■ Given instruction: Scan the data. Collect each line that contains the word "alojamentos".
--- Begin Data shown ---
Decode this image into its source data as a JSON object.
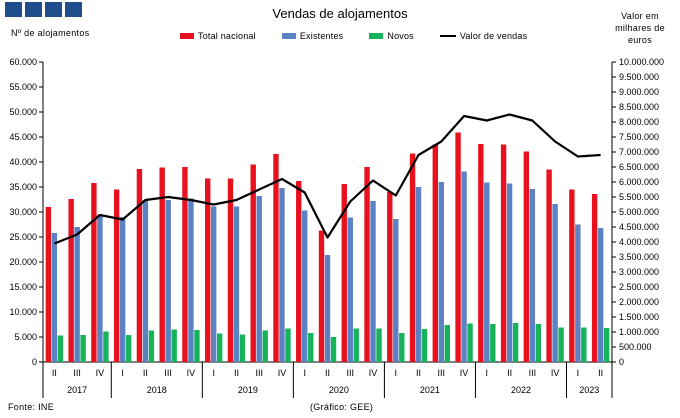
{
  "header": {
    "title": "Vendas de alojamentos",
    "left_axis_title": "Nº de alojamentos",
    "right_axis_title_lines": [
      "Valor em",
      "milhares de",
      "euros"
    ]
  },
  "footer": {
    "source": "Fonte: INE",
    "credit": "(Gráfico: GEE)"
  },
  "colors": {
    "total": "#e8121f",
    "existentes": "#5b82c3",
    "novos": "#17b35b",
    "valor": "#000000"
  },
  "chart_data": {
    "type": "bar",
    "title": "Vendas de alojamentos",
    "ylabel": "Nº de alojamentos",
    "y2label": "Valor em milhares de euros",
    "ylim": [
      0,
      60000
    ],
    "y2lim": [
      0,
      10000000
    ],
    "yticks": [
      "0",
      "5.000",
      "10.000",
      "15.000",
      "20.000",
      "25.000",
      "30.000",
      "35.000",
      "40.000",
      "45.000",
      "50.000",
      "55.000",
      "60.000"
    ],
    "y2ticks": [
      "0",
      "500.000",
      "1.000.000",
      "1.500.000",
      "2.000.000",
      "2.500.000",
      "3.000.000",
      "3.500.000",
      "4.000.000",
      "4.500.000",
      "5.000.000",
      "5.500.000",
      "6.000.000",
      "6.500.000",
      "7.000.000",
      "7.500.000",
      "8.000.000",
      "8.500.000",
      "9.000.000",
      "9.500.000",
      "10.000.000"
    ],
    "legend_position": "top",
    "categories": [
      "II",
      "III",
      "IV",
      "I",
      "II",
      "III",
      "IV",
      "I",
      "II",
      "III",
      "IV",
      "I",
      "II",
      "III",
      "IV",
      "I",
      "II",
      "III",
      "IV",
      "I",
      "II",
      "III",
      "IV",
      "I",
      "II"
    ],
    "years": [
      {
        "label": "2017",
        "count": 3
      },
      {
        "label": "2018",
        "count": 4
      },
      {
        "label": "2019",
        "count": 4
      },
      {
        "label": "2020",
        "count": 4
      },
      {
        "label": "2021",
        "count": 4
      },
      {
        "label": "2022",
        "count": 4
      },
      {
        "label": "2023",
        "count": 2
      }
    ],
    "series": [
      {
        "name": "Total nacional",
        "axis": "left",
        "values": [
          31000,
          32600,
          35800,
          34500,
          38600,
          38900,
          39000,
          36700,
          36700,
          39500,
          41600,
          36200,
          26300,
          35600,
          39000,
          34000,
          41700,
          43500,
          45900,
          43600,
          43500,
          42100,
          38500,
          34500,
          33600
        ]
      },
      {
        "name": "Existentes",
        "axis": "left",
        "values": [
          25800,
          27000,
          29500,
          29000,
          32400,
          32400,
          32700,
          31100,
          31100,
          33200,
          34800,
          30300,
          21400,
          28900,
          32200,
          28600,
          35000,
          36000,
          38100,
          35900,
          35700,
          34600,
          31600,
          27500,
          26800
        ]
      },
      {
        "name": "Novos",
        "axis": "left",
        "values": [
          5300,
          5400,
          6100,
          5400,
          6300,
          6500,
          6400,
          5700,
          5500,
          6300,
          6700,
          5800,
          5000,
          6700,
          6700,
          5800,
          6600,
          7400,
          7700,
          7600,
          7800,
          7600,
          6900,
          6900,
          6800
        ]
      },
      {
        "name": "Valor de vendas",
        "axis": "right",
        "values": [
          3950000,
          4250000,
          4900000,
          4750000,
          5400000,
          5500000,
          5400000,
          5250000,
          5400000,
          5750000,
          6100000,
          5650000,
          4150000,
          5350000,
          6050000,
          5550000,
          6900000,
          7350000,
          8200000,
          8050000,
          8250000,
          8050000,
          7350000,
          6850000,
          6900000
        ]
      }
    ]
  }
}
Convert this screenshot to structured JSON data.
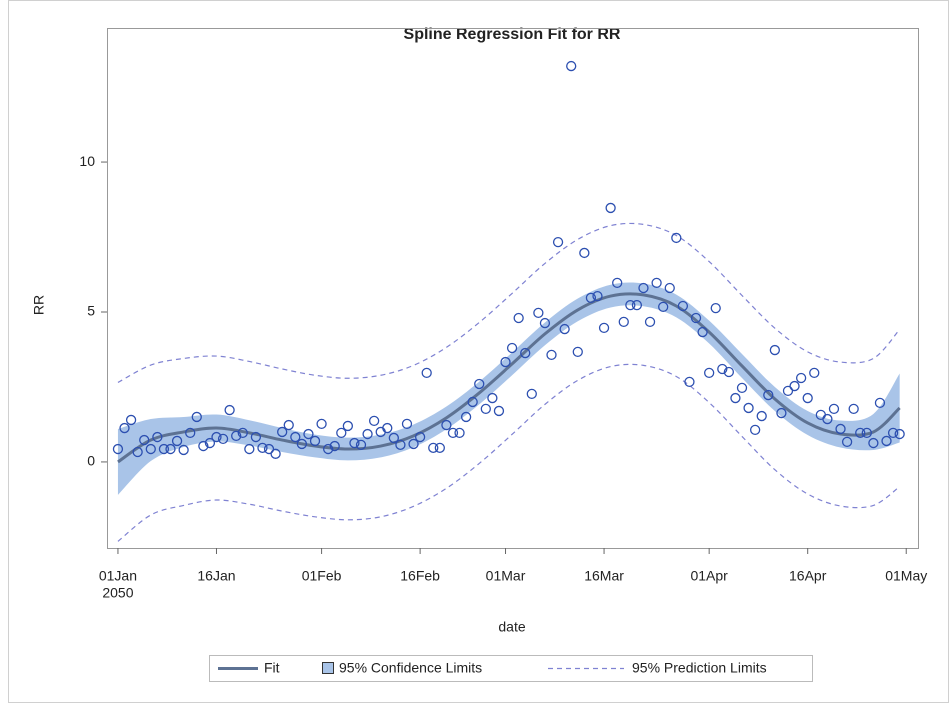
{
  "chart_data": {
    "type": "scatter",
    "title": "Spline Regression Fit for RR",
    "xlabel": "date",
    "ylabel": "RR",
    "color": "#2c4fb0",
    "x": [
      "2050-01-01",
      "2050-01-02",
      "2050-01-03",
      "2050-01-04",
      "2050-01-05",
      "2050-01-06",
      "2050-01-07",
      "2050-01-08",
      "2050-01-09",
      "2050-01-10",
      "2050-01-11",
      "2050-01-12",
      "2050-01-13",
      "2050-01-14",
      "2050-01-15",
      "2050-01-16",
      "2050-01-17",
      "2050-01-18",
      "2050-01-19",
      "2050-01-20",
      "2050-01-21",
      "2050-01-22",
      "2050-01-23",
      "2050-01-24",
      "2050-01-25",
      "2050-01-26",
      "2050-01-27",
      "2050-01-28",
      "2050-01-29",
      "2050-01-30",
      "2050-01-31",
      "2050-02-01",
      "2050-02-02",
      "2050-02-03",
      "2050-02-04",
      "2050-02-05",
      "2050-02-06",
      "2050-02-07",
      "2050-02-08",
      "2050-02-09",
      "2050-02-10",
      "2050-02-11",
      "2050-02-12",
      "2050-02-13",
      "2050-02-14",
      "2050-02-15",
      "2050-02-16",
      "2050-02-17",
      "2050-02-18",
      "2050-02-19",
      "2050-02-20",
      "2050-02-21",
      "2050-02-22",
      "2050-02-23",
      "2050-02-24",
      "2050-02-25",
      "2050-02-26",
      "2050-02-27",
      "2050-02-28",
      "2050-03-01",
      "2050-03-02",
      "2050-03-03",
      "2050-03-04",
      "2050-03-05",
      "2050-03-06",
      "2050-03-07",
      "2050-03-08",
      "2050-03-09",
      "2050-03-10",
      "2050-03-11",
      "2050-03-12",
      "2050-03-13",
      "2050-03-14",
      "2050-03-15",
      "2050-03-16",
      "2050-03-17",
      "2050-03-18",
      "2050-03-19",
      "2050-03-20",
      "2050-03-21",
      "2050-03-22",
      "2050-03-23",
      "2050-03-24",
      "2050-03-25",
      "2050-03-26",
      "2050-03-27",
      "2050-03-28",
      "2050-03-29",
      "2050-03-30",
      "2050-03-31",
      "2050-04-01",
      "2050-04-02",
      "2050-04-03",
      "2050-04-04",
      "2050-04-05",
      "2050-04-06",
      "2050-04-07",
      "2050-04-08",
      "2050-04-09",
      "2050-04-10",
      "2050-04-11",
      "2050-04-12",
      "2050-04-13",
      "2050-04-14",
      "2050-04-15",
      "2050-04-16",
      "2050-04-17",
      "2050-04-18",
      "2050-04-19",
      "2050-04-20",
      "2050-04-21",
      "2050-04-22",
      "2050-04-23",
      "2050-04-24",
      "2050-04-25",
      "2050-04-26",
      "2050-04-27",
      "2050-04-28",
      "2050-04-29",
      "2050-04-30"
    ],
    "values": [
      0.43,
      1.13,
      1.4,
      0.33,
      0.73,
      0.43,
      0.83,
      0.43,
      0.43,
      0.7,
      0.4,
      0.97,
      1.5,
      0.53,
      0.63,
      0.83,
      0.77,
      1.73,
      0.87,
      0.97,
      0.43,
      0.83,
      0.47,
      0.43,
      0.27,
      1.0,
      1.23,
      0.83,
      0.6,
      0.93,
      0.7,
      1.27,
      0.43,
      0.53,
      0.97,
      1.2,
      0.63,
      0.57,
      0.93,
      1.37,
      1.0,
      1.13,
      0.8,
      0.57,
      1.27,
      0.6,
      0.83,
      2.97,
      0.47,
      0.47,
      1.23,
      0.97,
      0.97,
      1.5,
      2.0,
      2.6,
      1.77,
      2.13,
      1.7,
      3.33,
      3.8,
      4.8,
      3.63,
      2.27,
      4.97,
      4.63,
      3.57,
      7.33,
      4.43,
      13.2,
      3.67,
      6.97,
      5.47,
      5.53,
      4.47,
      8.47,
      5.97,
      4.67,
      5.23,
      5.23,
      5.8,
      4.67,
      5.97,
      5.17,
      5.8,
      7.47,
      5.2,
      2.67,
      4.8,
      4.33,
      2.97,
      5.13,
      3.1,
      3.0,
      2.13,
      2.47,
      1.8,
      1.07,
      1.53,
      2.23,
      3.73,
      1.63,
      2.37,
      2.53,
      2.8,
      2.13,
      2.97,
      1.57,
      1.43,
      1.77,
      1.1,
      0.67,
      1.77,
      0.97,
      0.97,
      0.63,
      1.97,
      0.7,
      0.97,
      0.93
    ],
    "fit": {
      "name": "Fit",
      "color": "#5d7293",
      "x": [
        "2050-01-01",
        "2050-01-06",
        "2050-01-11",
        "2050-01-16",
        "2050-01-21",
        "2050-01-26",
        "2050-01-31",
        "2050-02-05",
        "2050-02-10",
        "2050-02-15",
        "2050-02-20",
        "2050-02-25",
        "2050-03-02",
        "2050-03-07",
        "2050-03-12",
        "2050-03-17",
        "2050-03-22",
        "2050-03-27",
        "2050-04-01",
        "2050-04-06",
        "2050-04-11",
        "2050-04-16",
        "2050-04-21",
        "2050-04-26",
        "2050-04-30"
      ],
      "values": [
        0.0,
        0.73,
        1.0,
        1.13,
        0.97,
        0.73,
        0.53,
        0.43,
        0.53,
        0.87,
        1.47,
        2.3,
        3.27,
        4.27,
        5.07,
        5.53,
        5.57,
        5.2,
        4.33,
        3.2,
        2.1,
        1.3,
        0.93,
        1.0,
        1.8
      ]
    },
    "confidence_limits": {
      "name": "95% Confidence Limits",
      "color": "#a9c4e8",
      "lower": [
        -1.1,
        0.03,
        0.5,
        0.68,
        0.55,
        0.33,
        0.15,
        0.05,
        0.15,
        0.49,
        1.09,
        1.92,
        2.89,
        3.89,
        4.69,
        5.15,
        5.19,
        4.82,
        3.95,
        2.8,
        1.7,
        0.9,
        0.48,
        0.4,
        0.65
      ],
      "upper": [
        1.1,
        1.43,
        1.5,
        1.58,
        1.39,
        1.13,
        0.91,
        0.81,
        0.91,
        1.25,
        1.85,
        2.68,
        3.65,
        4.65,
        5.45,
        5.91,
        5.95,
        5.58,
        4.71,
        3.6,
        2.5,
        1.7,
        1.38,
        1.6,
        2.95
      ]
    },
    "prediction_limits": {
      "name": "95% Prediction Limits",
      "color": "#7f82d2",
      "lower": [
        -2.65,
        -1.77,
        -1.45,
        -1.27,
        -1.41,
        -1.64,
        -1.83,
        -1.93,
        -1.83,
        -1.48,
        -0.88,
        -0.05,
        0.92,
        1.92,
        2.72,
        3.18,
        3.22,
        2.85,
        1.98,
        0.85,
        -0.26,
        -1.07,
        -1.47,
        -1.45,
        -0.82
      ],
      "upper": [
        2.65,
        3.23,
        3.45,
        3.53,
        3.35,
        3.1,
        2.89,
        2.79,
        2.89,
        3.22,
        3.82,
        4.65,
        5.62,
        6.62,
        7.42,
        7.88,
        7.92,
        7.55,
        6.68,
        5.55,
        4.46,
        3.67,
        3.33,
        3.45,
        4.42
      ]
    },
    "xlim": [
      "2049-12-30T08:00:00Z",
      "2050-05-02T19:00:00Z"
    ],
    "xticks": [
      {
        "value": "2050-01-01",
        "label": "01Jan",
        "sublabel": "2050"
      },
      {
        "value": "2050-01-16",
        "label": "16Jan"
      },
      {
        "value": "2050-02-01",
        "label": "01Feb"
      },
      {
        "value": "2050-02-16",
        "label": "16Feb"
      },
      {
        "value": "2050-03-01",
        "label": "01Mar"
      },
      {
        "value": "2050-03-16",
        "label": "16Mar"
      },
      {
        "value": "2050-04-01",
        "label": "01Apr"
      },
      {
        "value": "2050-04-16",
        "label": "16Apr"
      },
      {
        "value": "2050-05-01",
        "label": "01May"
      }
    ],
    "ylim": [
      -2.87,
      14.47
    ],
    "yticks": [
      0,
      5,
      10
    ]
  }
}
--- End Data shown ---
■ Final result:
    "title": "Vendas de alojamentos",
    "left_axis_title": "Nº de alojamentos",
    "title": "Vendas de alojamentos",
    "ylabel": "Nº de alojamentos",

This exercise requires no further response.